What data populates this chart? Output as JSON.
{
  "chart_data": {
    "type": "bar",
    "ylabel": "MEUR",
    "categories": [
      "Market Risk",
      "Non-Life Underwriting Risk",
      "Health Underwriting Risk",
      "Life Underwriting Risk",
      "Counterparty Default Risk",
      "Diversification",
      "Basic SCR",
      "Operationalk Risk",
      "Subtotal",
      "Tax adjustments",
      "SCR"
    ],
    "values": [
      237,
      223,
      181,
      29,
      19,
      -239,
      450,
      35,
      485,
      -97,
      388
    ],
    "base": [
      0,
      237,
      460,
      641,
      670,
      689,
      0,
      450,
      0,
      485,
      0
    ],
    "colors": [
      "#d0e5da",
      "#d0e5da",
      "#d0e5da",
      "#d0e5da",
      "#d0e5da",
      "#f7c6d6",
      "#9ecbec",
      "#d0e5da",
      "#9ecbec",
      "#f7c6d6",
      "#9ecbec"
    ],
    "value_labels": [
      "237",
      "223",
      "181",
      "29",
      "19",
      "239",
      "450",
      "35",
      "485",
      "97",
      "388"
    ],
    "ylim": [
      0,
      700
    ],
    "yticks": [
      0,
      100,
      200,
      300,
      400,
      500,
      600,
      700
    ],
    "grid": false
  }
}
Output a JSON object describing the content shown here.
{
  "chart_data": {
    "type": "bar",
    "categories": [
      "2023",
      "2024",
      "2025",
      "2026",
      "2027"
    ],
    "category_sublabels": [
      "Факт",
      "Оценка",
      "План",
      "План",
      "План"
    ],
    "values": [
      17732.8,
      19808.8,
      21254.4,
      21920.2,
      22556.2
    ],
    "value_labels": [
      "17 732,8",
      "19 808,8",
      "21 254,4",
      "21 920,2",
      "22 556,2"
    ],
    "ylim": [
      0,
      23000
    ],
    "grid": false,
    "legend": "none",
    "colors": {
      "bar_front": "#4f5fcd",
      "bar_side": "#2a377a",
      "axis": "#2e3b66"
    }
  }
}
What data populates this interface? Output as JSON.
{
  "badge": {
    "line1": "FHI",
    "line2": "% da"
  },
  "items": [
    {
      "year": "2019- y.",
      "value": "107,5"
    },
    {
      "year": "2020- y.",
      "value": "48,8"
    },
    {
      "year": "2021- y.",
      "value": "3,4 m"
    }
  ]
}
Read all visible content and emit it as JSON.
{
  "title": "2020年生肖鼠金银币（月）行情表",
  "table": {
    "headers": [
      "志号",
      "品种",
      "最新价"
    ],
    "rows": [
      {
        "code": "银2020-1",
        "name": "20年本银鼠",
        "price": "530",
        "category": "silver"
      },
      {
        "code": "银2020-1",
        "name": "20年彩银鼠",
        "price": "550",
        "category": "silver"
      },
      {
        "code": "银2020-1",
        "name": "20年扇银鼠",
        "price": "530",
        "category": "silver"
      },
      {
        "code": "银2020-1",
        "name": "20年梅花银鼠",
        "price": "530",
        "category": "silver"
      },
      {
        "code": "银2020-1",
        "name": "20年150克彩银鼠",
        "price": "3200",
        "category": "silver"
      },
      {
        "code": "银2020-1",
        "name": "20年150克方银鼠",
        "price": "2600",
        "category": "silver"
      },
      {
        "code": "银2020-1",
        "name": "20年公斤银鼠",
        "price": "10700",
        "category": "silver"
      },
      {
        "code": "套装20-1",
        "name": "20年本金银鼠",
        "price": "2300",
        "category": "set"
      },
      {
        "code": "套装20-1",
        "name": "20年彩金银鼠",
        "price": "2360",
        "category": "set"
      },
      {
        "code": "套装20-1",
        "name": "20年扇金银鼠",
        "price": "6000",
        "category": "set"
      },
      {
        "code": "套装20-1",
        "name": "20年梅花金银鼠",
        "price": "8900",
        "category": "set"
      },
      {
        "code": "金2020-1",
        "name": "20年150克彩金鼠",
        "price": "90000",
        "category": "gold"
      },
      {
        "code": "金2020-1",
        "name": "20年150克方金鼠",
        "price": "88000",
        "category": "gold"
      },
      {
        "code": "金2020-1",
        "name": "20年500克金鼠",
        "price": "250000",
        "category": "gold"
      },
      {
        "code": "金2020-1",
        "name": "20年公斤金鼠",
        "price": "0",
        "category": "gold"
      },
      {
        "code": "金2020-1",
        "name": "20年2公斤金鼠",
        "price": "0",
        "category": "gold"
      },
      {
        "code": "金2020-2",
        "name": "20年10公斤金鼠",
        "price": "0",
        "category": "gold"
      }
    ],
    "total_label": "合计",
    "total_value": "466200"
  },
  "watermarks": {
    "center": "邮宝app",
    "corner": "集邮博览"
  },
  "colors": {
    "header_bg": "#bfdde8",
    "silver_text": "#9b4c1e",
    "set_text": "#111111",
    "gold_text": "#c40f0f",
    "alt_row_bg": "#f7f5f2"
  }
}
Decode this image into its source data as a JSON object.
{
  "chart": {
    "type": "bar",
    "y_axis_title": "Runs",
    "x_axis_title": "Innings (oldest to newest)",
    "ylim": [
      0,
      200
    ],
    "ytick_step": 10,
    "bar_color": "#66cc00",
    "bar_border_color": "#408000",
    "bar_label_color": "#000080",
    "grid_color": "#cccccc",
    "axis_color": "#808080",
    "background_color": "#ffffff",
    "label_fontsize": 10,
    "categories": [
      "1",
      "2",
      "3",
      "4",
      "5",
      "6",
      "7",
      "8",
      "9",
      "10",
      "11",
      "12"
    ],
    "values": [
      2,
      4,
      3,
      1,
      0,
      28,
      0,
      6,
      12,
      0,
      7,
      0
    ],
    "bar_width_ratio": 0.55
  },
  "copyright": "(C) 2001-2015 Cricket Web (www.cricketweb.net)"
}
.....
§ **What to produce**
Take the entries above and transcribe them exactly.

§ **Exercise result**
What data populates this chart? Output as JSON.
{
  "chart_data": {
    "type": "bar",
    "ylabel": "MEUR",
    "categories": [
      "Market Risk",
      "Non-Life Underwriting Risk",
      "Health Underwriting Risk",
      "Life Underwriting Risk",
      "Counterparty Default Risk",
      "Diversification",
      "Basic SCR",
      "Operationalk Risk",
      "Subtotal",
      "Tax adjustments",
      "SCR"
    ],
    "values": [
      237,
      223,
      181,
      29,
      19,
      -239,
      450,
      35,
      485,
      -97,
      388
    ],
    "base": [
      0,
      237,
      460,
      641,
      670,
      689,
      0,
      450,
      0,
      485,
      0
    ],
    "colors": [
      "#d0e5da",
      "#d0e5da",
      "#d0e5da",
      "#d0e5da",
      "#d0e5da",
      "#f7c6d6",
      "#9ecbec",
      "#d0e5da",
      "#9ecbec",
      "#f7c6d6",
      "#9ecbec"
    ],
    "value_labels": [
      "237",
      "223",
      "181",
      "29",
      "19",
      "239",
      "450",
      "35",
      "485",
      "97",
      "388"
    ],
    "ylim": [
      0,
      700
    ],
    "yticks": [
      0,
      100,
      200,
      300,
      400,
      500,
      600,
      700
    ],
    "grid": false
  }
}
Output a JSON object describing the content shown here.
{
  "chart_data": {
    "type": "bar",
    "categories": [
      "2023",
      "2024",
      "2025",
      "2026",
      "2027"
    ],
    "category_sublabels": [
      "Факт",
      "Оценка",
      "План",
      "План",
      "План"
    ],
    "values": [
      17732.8,
      19808.8,
      21254.4,
      21920.2,
      22556.2
    ],
    "value_labels": [
      "17 732,8",
      "19 808,8",
      "21 254,4",
      "21 920,2",
      "22 556,2"
    ],
    "ylim": [
      0,
      23000
    ],
    "grid": false,
    "legend": "none",
    "colors": {
      "bar_front": "#4f5fcd",
      "bar_side": "#2a377a",
      "axis": "#2e3b66"
    }
  }
}
What data populates this interface? Output as JSON.
{
  "badge": {
    "line1": "FHI",
    "line2": "% da"
  },
  "items": [
    {
      "year": "2019- y.",
      "value": "107,5"
    },
    {
      "year": "2020- y.",
      "value": "48,8"
    },
    {
      "year": "2021- y.",
      "value": "3,4 m"
    }
  ]
}
Read all visible content and emit it as JSON.
{
  "title": "2020年生肖鼠金银币（月）行情表",
  "table": {
    "headers": [
      "志号",
      "品种",
      "最新价"
    ],
    "rows": [
      {
        "code": "银2020-1",
        "name": "20年本银鼠",
        "price": "530",
        "category": "silver"
      },
      {
        "code": "银2020-1",
        "name": "20年彩银鼠",
        "price": "550",
        "category": "silver"
      },
      {
        "code": "银2020-1",
        "name": "20年扇银鼠",
        "price": "530",
        "category": "silver"
      },
      {
        "code": "银2020-1",
        "name": "20年梅花银鼠",
        "price": "530",
        "category": "silver"
      },
      {
        "code": "银2020-1",
        "name": "20年150克彩银鼠",
        "price": "3200",
        "category": "silver"
      },
      {
        "code": "银2020-1",
        "name": "20年150克方银鼠",
        "price": "2600",
        "category": "silver"
      },
      {
        "code": "银2020-1",
        "name": "20年公斤银鼠",
        "price": "10700",
        "category": "silver"
      },
      {
        "code": "套装20-1",
        "name": "20年本金银鼠",
        "price": "2300",
        "category": "set"
      },
      {
        "code": "套装20-1",
        "name": "20年彩金银鼠",
        "price": "2360",
        "category": "set"
      },
      {
        "code": "套装20-1",
        "name": "20年扇金银鼠",
        "price": "6000",
        "category": "set"
      },
      {
        "code": "套装20-1",
        "name": "20年梅花金银鼠",
        "price": "8900",
        "category": "set"
      },
      {
        "code": "金2020-1",
        "name": "20年150克彩金鼠",
        "price": "90000",
        "category": "gold"
      },
      {
        "code": "金2020-1",
        "name": "20年150克方金鼠",
        "price": "88000",
        "category": "gold"
      },
      {
        "code": "金2020-1",
        "name": "20年500克金鼠",
        "price": "250000",
        "category": "gold"
      },
      {
        "code": "金2020-1",
        "name": "20年公斤金鼠",
        "price": "0",
        "category": "gold"
      },
      {
        "code": "金2020-1",
        "name": "20年2公斤金鼠",
        "price": "0",
        "category": "gold"
      },
      {
        "code": "金2020-2",
        "name": "20年10公斤金鼠",
        "price": "0",
        "category": "gold"
      }
    ],
    "total_label": "合计",
    "total_value": "466200"
  },
  "watermarks": {
    "center": "邮宝app",
    "corner": "集邮博览"
  },
  "colors": {
    "header_bg": "#bfdde8",
    "silver_text": "#9b4c1e",
    "set_text": "#111111",
    "gold_text": "#c40f0f",
    "alt_row_bg": "#f7f5f2"
  }
}
Decode this image into its source data as a JSON object.
{
  "chart": {
    "type": "bar",
    "y_axis_title": "Runs",
    "x_axis_title": "Innings (oldest to newest)",
    "ylim": [
      0,
      200
    ],
    "ytick_step": 10,
    "bar_color": "#66cc00",
    "bar_border_color": "#408000",
    "bar_label_color": "#000080",
    "grid_color": "#cccccc",
    "axis_color": "#808080",
    "background_color": "#ffffff",
    "label_fontsize": 10,
    "categories": [
      "1",
      "2",
      "3",
      "4",
      "5",
      "6",
      "7",
      "8",
      "9",
      "10",
      "11",
      "12"
    ],
    "values": [
      2,
      4,
      3,
      1,
      0,
      28,
      0,
      6,
      12,
      0,
      7,
      0
    ],
    "bar_width_ratio": 0.55
  },
  "copyright": "(C) 2001-2015 Cricket Web (www.cricketweb.net)"
}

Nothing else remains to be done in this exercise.